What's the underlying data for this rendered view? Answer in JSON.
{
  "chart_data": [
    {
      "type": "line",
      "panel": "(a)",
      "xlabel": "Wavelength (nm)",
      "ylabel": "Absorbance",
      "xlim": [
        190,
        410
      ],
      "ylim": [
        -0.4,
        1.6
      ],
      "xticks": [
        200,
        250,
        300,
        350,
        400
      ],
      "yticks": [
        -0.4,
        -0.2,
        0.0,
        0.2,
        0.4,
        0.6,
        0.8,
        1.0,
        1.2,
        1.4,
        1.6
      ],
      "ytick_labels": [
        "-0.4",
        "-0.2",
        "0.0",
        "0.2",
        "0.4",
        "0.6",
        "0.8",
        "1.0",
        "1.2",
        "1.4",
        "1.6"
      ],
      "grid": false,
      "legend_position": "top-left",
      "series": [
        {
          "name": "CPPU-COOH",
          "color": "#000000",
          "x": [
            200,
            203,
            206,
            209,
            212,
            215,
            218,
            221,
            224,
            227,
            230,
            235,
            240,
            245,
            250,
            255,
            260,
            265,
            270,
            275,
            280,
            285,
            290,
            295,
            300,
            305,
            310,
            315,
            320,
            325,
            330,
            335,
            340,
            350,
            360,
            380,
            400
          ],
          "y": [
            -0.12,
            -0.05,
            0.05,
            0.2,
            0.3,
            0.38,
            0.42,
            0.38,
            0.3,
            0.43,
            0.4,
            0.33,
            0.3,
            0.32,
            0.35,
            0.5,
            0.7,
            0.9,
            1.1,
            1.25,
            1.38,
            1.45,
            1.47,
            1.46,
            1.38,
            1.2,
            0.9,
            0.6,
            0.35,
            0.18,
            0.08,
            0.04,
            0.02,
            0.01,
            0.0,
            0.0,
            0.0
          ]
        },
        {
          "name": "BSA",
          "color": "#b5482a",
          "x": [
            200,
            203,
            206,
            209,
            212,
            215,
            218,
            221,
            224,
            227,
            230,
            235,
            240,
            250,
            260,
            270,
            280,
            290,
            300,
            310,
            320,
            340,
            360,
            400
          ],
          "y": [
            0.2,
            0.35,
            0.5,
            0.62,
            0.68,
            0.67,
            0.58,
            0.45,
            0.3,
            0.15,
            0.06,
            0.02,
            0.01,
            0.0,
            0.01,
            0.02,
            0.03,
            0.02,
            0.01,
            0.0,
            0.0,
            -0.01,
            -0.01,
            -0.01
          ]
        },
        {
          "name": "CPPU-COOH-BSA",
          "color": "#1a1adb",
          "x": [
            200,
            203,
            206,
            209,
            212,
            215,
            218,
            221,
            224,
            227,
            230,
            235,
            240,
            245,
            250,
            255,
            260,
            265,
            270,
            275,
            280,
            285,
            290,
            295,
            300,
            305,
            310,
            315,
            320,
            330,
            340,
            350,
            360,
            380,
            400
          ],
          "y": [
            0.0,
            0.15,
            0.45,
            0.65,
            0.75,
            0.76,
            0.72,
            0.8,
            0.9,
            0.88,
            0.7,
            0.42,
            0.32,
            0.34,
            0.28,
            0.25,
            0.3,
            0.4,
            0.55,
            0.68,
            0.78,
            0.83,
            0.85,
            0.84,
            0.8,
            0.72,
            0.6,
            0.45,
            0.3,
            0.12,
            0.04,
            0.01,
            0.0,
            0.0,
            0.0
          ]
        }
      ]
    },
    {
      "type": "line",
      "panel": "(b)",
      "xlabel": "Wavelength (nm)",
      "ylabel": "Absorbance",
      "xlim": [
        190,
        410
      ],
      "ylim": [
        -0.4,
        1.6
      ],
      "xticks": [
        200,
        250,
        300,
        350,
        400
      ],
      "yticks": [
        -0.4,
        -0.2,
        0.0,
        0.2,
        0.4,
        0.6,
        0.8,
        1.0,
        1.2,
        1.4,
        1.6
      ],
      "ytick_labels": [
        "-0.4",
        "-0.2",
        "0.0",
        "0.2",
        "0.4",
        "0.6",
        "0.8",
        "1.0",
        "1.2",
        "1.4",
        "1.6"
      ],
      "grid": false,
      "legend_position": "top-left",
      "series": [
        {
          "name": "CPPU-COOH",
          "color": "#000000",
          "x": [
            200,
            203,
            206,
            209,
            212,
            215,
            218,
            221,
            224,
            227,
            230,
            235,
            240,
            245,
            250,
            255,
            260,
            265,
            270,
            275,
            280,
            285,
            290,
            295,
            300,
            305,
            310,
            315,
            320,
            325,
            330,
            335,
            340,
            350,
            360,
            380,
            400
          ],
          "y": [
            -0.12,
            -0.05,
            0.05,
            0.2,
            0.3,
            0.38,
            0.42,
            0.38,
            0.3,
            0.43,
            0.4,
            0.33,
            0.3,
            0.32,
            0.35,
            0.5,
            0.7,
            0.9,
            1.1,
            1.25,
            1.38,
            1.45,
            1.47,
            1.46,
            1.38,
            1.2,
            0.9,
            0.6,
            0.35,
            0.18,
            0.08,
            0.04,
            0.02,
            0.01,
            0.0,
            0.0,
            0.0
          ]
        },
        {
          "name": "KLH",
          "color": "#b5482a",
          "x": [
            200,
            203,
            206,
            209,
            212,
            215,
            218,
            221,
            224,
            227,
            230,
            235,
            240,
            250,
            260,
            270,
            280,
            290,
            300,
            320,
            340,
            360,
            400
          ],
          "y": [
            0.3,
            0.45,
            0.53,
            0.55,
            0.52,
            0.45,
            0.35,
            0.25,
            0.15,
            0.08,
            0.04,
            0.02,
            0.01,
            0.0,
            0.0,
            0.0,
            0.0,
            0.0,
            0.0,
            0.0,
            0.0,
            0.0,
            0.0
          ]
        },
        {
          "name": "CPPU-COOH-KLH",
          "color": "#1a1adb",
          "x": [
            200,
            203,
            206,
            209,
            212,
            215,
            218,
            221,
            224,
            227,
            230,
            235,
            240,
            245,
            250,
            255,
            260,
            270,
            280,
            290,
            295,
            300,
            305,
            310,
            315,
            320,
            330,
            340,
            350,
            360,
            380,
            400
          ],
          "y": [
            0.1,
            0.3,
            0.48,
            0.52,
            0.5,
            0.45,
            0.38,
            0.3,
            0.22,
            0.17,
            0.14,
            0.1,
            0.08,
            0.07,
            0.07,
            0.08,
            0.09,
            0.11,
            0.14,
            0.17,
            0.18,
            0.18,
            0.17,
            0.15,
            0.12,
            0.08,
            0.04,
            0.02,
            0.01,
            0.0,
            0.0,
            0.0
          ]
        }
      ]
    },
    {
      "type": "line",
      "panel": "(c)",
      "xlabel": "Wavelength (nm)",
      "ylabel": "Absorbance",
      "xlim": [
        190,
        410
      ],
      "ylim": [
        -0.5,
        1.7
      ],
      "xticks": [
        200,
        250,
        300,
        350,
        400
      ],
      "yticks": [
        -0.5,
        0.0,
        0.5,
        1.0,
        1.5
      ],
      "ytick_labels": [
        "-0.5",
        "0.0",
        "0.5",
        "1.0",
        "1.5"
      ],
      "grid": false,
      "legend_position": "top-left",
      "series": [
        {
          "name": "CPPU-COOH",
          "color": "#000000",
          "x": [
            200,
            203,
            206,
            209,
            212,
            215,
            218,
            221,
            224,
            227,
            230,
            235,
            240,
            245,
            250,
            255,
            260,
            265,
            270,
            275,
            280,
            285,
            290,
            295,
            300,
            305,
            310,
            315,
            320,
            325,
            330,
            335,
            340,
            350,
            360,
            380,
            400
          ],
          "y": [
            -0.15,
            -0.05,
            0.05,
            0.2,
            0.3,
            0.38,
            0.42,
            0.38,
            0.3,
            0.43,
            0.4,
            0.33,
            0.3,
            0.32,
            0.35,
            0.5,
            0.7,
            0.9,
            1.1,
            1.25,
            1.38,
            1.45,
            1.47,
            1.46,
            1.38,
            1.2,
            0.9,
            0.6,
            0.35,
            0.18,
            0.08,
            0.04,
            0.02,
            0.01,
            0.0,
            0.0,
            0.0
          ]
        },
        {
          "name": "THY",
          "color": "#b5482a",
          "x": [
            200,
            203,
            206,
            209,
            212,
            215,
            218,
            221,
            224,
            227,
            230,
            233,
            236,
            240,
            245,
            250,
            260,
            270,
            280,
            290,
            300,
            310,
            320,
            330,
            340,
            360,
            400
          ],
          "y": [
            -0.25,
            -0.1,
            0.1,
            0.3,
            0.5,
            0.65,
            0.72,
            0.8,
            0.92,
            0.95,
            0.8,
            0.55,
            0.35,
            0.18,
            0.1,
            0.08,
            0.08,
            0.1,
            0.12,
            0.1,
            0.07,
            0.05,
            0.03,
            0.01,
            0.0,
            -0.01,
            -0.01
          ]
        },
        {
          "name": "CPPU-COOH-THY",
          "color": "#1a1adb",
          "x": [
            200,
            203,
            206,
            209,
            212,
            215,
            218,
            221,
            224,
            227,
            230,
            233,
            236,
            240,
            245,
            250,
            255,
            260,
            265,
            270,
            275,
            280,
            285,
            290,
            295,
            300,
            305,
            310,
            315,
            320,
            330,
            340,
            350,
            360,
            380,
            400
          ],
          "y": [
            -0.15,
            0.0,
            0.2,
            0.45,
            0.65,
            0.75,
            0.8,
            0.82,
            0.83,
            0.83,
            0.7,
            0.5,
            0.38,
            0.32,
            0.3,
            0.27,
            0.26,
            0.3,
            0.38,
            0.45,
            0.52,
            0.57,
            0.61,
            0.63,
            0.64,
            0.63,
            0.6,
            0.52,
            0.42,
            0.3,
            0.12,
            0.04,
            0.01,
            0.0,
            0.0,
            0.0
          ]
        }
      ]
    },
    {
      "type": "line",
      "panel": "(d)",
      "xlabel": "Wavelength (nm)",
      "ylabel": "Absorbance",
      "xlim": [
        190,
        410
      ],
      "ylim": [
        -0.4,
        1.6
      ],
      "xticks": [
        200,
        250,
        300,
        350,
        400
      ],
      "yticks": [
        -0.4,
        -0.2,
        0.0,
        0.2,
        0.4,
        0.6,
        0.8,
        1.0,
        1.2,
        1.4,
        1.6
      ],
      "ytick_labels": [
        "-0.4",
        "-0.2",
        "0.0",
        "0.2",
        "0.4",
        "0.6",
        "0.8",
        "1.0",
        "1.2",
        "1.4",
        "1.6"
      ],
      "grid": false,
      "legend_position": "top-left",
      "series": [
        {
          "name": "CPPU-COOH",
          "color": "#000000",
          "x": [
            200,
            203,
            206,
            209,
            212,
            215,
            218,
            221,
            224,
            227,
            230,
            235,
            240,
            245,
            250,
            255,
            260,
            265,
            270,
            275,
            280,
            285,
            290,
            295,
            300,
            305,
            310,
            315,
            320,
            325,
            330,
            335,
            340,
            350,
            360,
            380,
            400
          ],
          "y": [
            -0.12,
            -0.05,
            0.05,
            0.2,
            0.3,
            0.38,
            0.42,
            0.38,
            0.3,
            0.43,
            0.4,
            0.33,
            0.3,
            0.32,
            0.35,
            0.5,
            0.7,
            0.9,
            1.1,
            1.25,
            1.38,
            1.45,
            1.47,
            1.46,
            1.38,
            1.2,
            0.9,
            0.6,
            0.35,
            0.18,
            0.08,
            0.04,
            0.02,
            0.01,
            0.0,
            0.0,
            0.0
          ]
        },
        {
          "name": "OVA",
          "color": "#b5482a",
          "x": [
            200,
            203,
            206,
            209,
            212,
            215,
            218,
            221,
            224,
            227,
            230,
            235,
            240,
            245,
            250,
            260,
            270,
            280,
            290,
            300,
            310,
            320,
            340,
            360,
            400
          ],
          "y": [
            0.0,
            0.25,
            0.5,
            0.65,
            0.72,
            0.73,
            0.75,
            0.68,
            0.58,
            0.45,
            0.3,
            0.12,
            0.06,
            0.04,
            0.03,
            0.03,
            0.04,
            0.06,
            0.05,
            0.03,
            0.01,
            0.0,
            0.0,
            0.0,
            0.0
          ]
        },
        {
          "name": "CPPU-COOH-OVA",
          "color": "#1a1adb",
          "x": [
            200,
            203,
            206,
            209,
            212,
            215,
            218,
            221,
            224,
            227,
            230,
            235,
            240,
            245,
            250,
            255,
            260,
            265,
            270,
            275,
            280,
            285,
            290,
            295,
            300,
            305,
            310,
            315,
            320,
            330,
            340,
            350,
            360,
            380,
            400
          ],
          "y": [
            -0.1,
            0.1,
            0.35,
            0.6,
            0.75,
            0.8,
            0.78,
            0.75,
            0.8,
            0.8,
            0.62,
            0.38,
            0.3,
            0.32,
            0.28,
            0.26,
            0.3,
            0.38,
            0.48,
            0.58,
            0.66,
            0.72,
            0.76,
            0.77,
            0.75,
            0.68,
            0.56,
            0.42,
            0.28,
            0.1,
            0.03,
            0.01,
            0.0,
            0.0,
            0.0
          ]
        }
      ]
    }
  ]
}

--*--

Request: Only a number is wanted: how many lines contain the word "name"?

Result: 12